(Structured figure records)
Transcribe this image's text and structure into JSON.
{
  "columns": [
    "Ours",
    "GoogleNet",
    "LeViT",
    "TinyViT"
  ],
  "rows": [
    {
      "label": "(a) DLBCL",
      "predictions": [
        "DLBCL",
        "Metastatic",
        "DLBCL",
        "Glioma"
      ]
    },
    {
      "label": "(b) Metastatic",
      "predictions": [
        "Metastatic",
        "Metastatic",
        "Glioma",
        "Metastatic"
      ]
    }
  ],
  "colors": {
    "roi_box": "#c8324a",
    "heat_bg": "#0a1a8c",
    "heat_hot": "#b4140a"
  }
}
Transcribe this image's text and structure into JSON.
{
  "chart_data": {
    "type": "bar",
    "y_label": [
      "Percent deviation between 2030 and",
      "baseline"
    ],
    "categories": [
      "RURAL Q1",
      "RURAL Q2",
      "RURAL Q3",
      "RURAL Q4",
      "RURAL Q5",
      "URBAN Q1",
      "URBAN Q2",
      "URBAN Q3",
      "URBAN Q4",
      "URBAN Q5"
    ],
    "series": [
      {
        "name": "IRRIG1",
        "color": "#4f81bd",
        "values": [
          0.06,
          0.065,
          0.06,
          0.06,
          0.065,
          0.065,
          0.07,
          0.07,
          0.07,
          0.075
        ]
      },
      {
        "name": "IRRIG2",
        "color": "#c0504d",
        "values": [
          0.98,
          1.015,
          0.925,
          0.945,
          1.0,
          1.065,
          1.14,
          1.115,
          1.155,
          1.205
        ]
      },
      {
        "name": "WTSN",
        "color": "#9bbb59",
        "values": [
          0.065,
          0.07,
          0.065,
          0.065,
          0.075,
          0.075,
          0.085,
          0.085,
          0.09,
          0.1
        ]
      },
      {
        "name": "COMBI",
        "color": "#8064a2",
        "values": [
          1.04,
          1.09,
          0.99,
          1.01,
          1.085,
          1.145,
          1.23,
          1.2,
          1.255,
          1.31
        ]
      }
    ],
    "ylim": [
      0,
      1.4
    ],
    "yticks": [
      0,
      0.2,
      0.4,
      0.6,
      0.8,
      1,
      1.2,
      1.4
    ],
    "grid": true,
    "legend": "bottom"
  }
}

> OBJECTIVE: Reproduce the material above, every line of it, exactly.

> RIGHT ANSWER:
Transcribe this image's text and structure into JSON.
{
  "columns": [
    "Ours",
    "GoogleNet",
    "LeViT",
    "TinyViT"
  ],
  "rows": [
    {
      "label": "(a) DLBCL",
      "predictions": [
        "DLBCL",
        "Metastatic",
        "DLBCL",
        "Glioma"
      ]
    },
    {
      "label": "(b) Metastatic",
      "predictions": [
        "Metastatic",
        "Metastatic",
        "Glioma",
        "Metastatic"
      ]
    }
  ],
  "colors": {
    "roi_box": "#c8324a",
    "heat_bg": "#0a1a8c",
    "heat_hot": "#b4140a"
  }
}
Transcribe this image's text and structure into JSON.
{
  "chart_data": {
    "type": "bar",
    "y_label": [
      "Percent deviation between 2030 and",
      "baseline"
    ],
    "categories": [
      "RURAL Q1",
      "RURAL Q2",
      "RURAL Q3",
      "RURAL Q4",
      "RURAL Q5",
      "URBAN Q1",
      "URBAN Q2",
      "URBAN Q3",
      "URBAN Q4",
      "URBAN Q5"
    ],
    "series": [
      {
        "name": "IRRIG1",
        "color": "#4f81bd",
        "values": [
          0.06,
          0.065,
          0.06,
          0.06,
          0.065,
          0.065,
          0.07,
          0.07,
          0.07,
          0.075
        ]
      },
      {
        "name": "IRRIG2",
        "color": "#c0504d",
        "values": [
          0.98,
          1.015,
          0.925,
          0.945,
          1.0,
          1.065,
          1.14,
          1.115,
          1.155,
          1.205
        ]
      },
      {
        "name": "WTSN",
        "color": "#9bbb59",
        "values": [
          0.065,
          0.07,
          0.065,
          0.065,
          0.075,
          0.075,
          0.085,
          0.085,
          0.09,
          0.1
        ]
      },
      {
        "name": "COMBI",
        "color": "#8064a2",
        "values": [
          1.04,
          1.09,
          0.99,
          1.01,
          1.085,
          1.145,
          1.23,
          1.2,
          1.255,
          1.31
        ]
      }
    ],
    "ylim": [
      0,
      1.4
    ],
    "yticks": [
      0,
      0.2,
      0.4,
      0.6,
      0.8,
      1,
      1.2,
      1.4
    ],
    "grid": true,
    "legend": "bottom"
  }
}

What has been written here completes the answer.